What is asked: Where a line contains the string "work", copy that line.

Data provided:
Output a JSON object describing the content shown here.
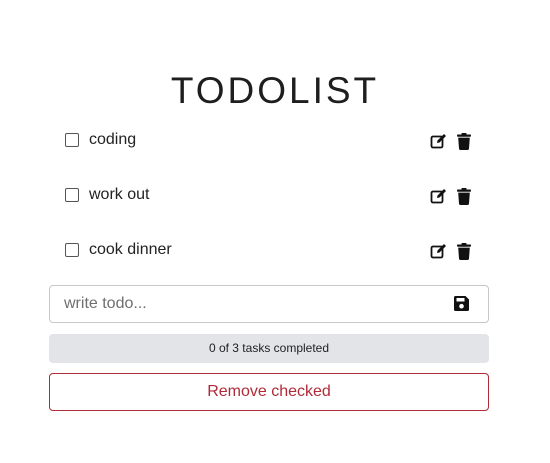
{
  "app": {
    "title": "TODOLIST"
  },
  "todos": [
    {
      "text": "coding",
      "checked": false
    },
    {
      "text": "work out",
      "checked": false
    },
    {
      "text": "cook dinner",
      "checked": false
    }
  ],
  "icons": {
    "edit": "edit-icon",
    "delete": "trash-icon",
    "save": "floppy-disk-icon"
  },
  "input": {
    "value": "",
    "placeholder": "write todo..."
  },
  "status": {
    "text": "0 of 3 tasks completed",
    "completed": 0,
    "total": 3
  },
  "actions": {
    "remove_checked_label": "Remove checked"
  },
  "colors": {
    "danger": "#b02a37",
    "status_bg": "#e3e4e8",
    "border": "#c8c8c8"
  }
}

* * *

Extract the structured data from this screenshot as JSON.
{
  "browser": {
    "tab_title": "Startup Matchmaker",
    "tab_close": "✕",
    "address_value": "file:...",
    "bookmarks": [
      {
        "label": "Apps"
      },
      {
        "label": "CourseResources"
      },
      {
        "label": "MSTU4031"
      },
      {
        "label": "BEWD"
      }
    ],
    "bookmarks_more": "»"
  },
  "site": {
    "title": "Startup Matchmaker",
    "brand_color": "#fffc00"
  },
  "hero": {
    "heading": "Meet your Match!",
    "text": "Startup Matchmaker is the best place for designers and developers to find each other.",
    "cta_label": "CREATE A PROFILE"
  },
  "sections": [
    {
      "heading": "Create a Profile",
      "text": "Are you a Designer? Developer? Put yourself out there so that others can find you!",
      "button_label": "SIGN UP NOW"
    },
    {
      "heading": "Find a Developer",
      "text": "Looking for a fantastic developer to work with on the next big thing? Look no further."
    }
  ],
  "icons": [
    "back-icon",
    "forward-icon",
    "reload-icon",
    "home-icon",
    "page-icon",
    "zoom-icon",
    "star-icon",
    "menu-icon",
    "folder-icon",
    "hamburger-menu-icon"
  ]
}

Final answer:
      "text": "work out",
      "text": "Looking for a fantastic developer to work with on the next big thing? Look no further."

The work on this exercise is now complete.